→ **What you will do**: Reproduce the listing verbatim.

:: Excerpted data ::

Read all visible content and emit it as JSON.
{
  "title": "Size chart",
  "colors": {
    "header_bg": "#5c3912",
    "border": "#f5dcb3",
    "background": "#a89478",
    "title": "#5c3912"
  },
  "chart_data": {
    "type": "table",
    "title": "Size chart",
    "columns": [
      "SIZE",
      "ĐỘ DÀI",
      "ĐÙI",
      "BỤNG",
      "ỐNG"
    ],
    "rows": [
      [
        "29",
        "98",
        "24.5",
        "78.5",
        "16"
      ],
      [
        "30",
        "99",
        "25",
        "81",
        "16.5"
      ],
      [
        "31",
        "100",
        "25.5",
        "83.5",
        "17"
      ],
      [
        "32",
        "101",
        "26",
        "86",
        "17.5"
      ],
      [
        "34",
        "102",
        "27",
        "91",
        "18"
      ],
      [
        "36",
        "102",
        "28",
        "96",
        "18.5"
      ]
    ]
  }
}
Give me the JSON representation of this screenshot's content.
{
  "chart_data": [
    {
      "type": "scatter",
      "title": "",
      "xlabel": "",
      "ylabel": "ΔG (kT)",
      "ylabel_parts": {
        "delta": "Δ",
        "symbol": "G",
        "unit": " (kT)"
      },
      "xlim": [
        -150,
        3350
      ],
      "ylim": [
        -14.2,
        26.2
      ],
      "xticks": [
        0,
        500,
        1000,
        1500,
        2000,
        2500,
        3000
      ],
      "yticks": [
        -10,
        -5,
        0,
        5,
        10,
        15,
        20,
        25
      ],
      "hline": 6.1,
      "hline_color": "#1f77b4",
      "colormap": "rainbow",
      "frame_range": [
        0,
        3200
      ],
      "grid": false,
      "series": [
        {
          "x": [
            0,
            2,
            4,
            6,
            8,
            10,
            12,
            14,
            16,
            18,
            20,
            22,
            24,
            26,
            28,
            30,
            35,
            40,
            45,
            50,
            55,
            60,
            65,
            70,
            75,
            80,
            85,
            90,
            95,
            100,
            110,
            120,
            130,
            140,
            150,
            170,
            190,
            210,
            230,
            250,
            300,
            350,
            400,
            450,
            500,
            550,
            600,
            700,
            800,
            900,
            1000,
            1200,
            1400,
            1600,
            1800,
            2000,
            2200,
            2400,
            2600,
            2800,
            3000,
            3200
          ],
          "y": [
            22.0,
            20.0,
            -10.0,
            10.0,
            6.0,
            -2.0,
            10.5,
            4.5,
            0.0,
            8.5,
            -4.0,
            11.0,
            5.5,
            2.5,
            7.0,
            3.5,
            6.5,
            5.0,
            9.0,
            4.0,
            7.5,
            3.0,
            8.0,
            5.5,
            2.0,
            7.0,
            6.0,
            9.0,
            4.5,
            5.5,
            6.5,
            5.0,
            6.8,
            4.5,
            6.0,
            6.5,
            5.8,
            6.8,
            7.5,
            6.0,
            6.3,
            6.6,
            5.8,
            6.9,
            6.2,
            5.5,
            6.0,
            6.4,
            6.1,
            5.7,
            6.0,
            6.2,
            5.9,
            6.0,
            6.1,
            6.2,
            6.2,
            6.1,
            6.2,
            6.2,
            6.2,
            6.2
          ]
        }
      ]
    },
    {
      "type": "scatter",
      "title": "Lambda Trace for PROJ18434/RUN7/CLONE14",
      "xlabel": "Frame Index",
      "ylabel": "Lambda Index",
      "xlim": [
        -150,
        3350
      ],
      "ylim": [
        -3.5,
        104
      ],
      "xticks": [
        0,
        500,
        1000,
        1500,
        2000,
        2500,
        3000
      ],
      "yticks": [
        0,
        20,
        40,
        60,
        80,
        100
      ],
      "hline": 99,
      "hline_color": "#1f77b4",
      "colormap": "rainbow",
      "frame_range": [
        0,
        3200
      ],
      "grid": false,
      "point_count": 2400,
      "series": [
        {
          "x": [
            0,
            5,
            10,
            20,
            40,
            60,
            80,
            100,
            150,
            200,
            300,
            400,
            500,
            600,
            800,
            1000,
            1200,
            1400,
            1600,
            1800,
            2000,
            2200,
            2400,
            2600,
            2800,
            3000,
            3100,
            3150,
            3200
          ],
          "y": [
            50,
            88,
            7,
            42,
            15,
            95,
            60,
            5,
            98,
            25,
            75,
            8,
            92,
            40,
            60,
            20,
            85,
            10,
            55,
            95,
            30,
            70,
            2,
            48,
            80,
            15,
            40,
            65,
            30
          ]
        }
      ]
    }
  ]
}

:::

→ **Worked solution**:
Read all visible content and emit it as JSON.
{
  "title": "Size chart",
  "colors": {
    "header_bg": "#5c3912",
    "border": "#f5dcb3",
    "background": "#a89478",
    "title": "#5c3912"
  },
  "chart_data": {
    "type": "table",
    "title": "Size chart",
    "columns": [
      "SIZE",
      "ĐỘ DÀI",
      "ĐÙI",
      "BỤNG",
      "ỐNG"
    ],
    "rows": [
      [
        "29",
        "98",
        "24.5",
        "78.5",
        "16"
      ],
      [
        "30",
        "99",
        "25",
        "81",
        "16.5"
      ],
      [
        "31",
        "100",
        "25.5",
        "83.5",
        "17"
      ],
      [
        "32",
        "101",
        "26",
        "86",
        "17.5"
      ],
      [
        "34",
        "102",
        "27",
        "91",
        "18"
      ],
      [
        "36",
        "102",
        "28",
        "96",
        "18.5"
      ]
    ]
  }
}
Give me the JSON representation of this screenshot's content.
{
  "chart_data": [
    {
      "type": "scatter",
      "title": "",
      "xlabel": "",
      "ylabel": "ΔG (kT)",
      "ylabel_parts": {
        "delta": "Δ",
        "symbol": "G",
        "unit": " (kT)"
      },
      "xlim": [
        -150,
        3350
      ],
      "ylim": [
        -14.2,
        26.2
      ],
      "xticks": [
        0,
        500,
        1000,
        1500,
        2000,
        2500,
        3000
      ],
      "yticks": [
        -10,
        -5,
        0,
        5,
        10,
        15,
        20,
        25
      ],
      "hline": 6.1,
      "hline_color": "#1f77b4",
      "colormap": "rainbow",
      "frame_range": [
        0,
        3200
      ],
      "grid": false,
      "series": [
        {
          "x": [
            0,
            2,
            4,
            6,
            8,
            10,
            12,
            14,
            16,
            18,
            20,
            22,
            24,
            26,
            28,
            30,
            35,
            40,
            45,
            50,
            55,
            60,
            65,
            70,
            75,
            80,
            85,
            90,
            95,
            100,
            110,
            120,
            130,
            140,
            150,
            170,
            190,
            210,
            230,
            250,
            300,
            350,
            400,
            450,
            500,
            550,
            600,
            700,
            800,
            900,
            1000,
            1200,
            1400,
            1600,
            1800,
            2000,
            2200,
            2400,
            2600,
            2800,
            3000,
            3200
          ],
          "y": [
            22.0,
            20.0,
            -10.0,
            10.0,
            6.0,
            -2.0,
            10.5,
            4.5,
            0.0,
            8.5,
            -4.0,
            11.0,
            5.5,
            2.5,
            7.0,
            3.5,
            6.5,
            5.0,
            9.0,
            4.0,
            7.5,
            3.0,
            8.0,
            5.5,
            2.0,
            7.0,
            6.0,
            9.0,
            4.5,
            5.5,
            6.5,
            5.0,
            6.8,
            4.5,
            6.0,
            6.5,
            5.8,
            6.8,
            7.5,
            6.0,
            6.3,
            6.6,
            5.8,
            6.9,
            6.2,
            5.5,
            6.0,
            6.4,
            6.1,
            5.7,
            6.0,
            6.2,
            5.9,
            6.0,
            6.1,
            6.2,
            6.2,
            6.1,
            6.2,
            6.2,
            6.2,
            6.2
          ]
        }
      ]
    },
    {
      "type": "scatter",
      "title": "Lambda Trace for PROJ18434/RUN7/CLONE14",
      "xlabel": "Frame Index",
      "ylabel": "Lambda Index",
      "xlim": [
        -150,
        3350
      ],
      "ylim": [
        -3.5,
        104
      ],
      "xticks": [
        0,
        500,
        1000,
        1500,
        2000,
        2500,
        3000
      ],
      "yticks": [
        0,
        20,
        40,
        60,
        80,
        100
      ],
      "hline": 99,
      "hline_color": "#1f77b4",
      "colormap": "rainbow",
      "frame_range": [
        0,
        3200
      ],
      "grid": false,
      "point_count": 2400,
      "series": [
        {
          "x": [
            0,
            5,
            10,
            20,
            40,
            60,
            80,
            100,
            150,
            200,
            300,
            400,
            500,
            600,
            800,
            1000,
            1200,
            1400,
            1600,
            1800,
            2000,
            2200,
            2400,
            2600,
            2800,
            3000,
            3100,
            3150,
            3200
          ],
          "y": [
            50,
            88,
            7,
            42,
            15,
            95,
            60,
            5,
            98,
            25,
            75,
            8,
            92,
            40,
            60,
            20,
            85,
            10,
            55,
            95,
            30,
            70,
            2,
            48,
            80,
            15,
            40,
            65,
            30
          ]
        }
      ]
    }
  ]
}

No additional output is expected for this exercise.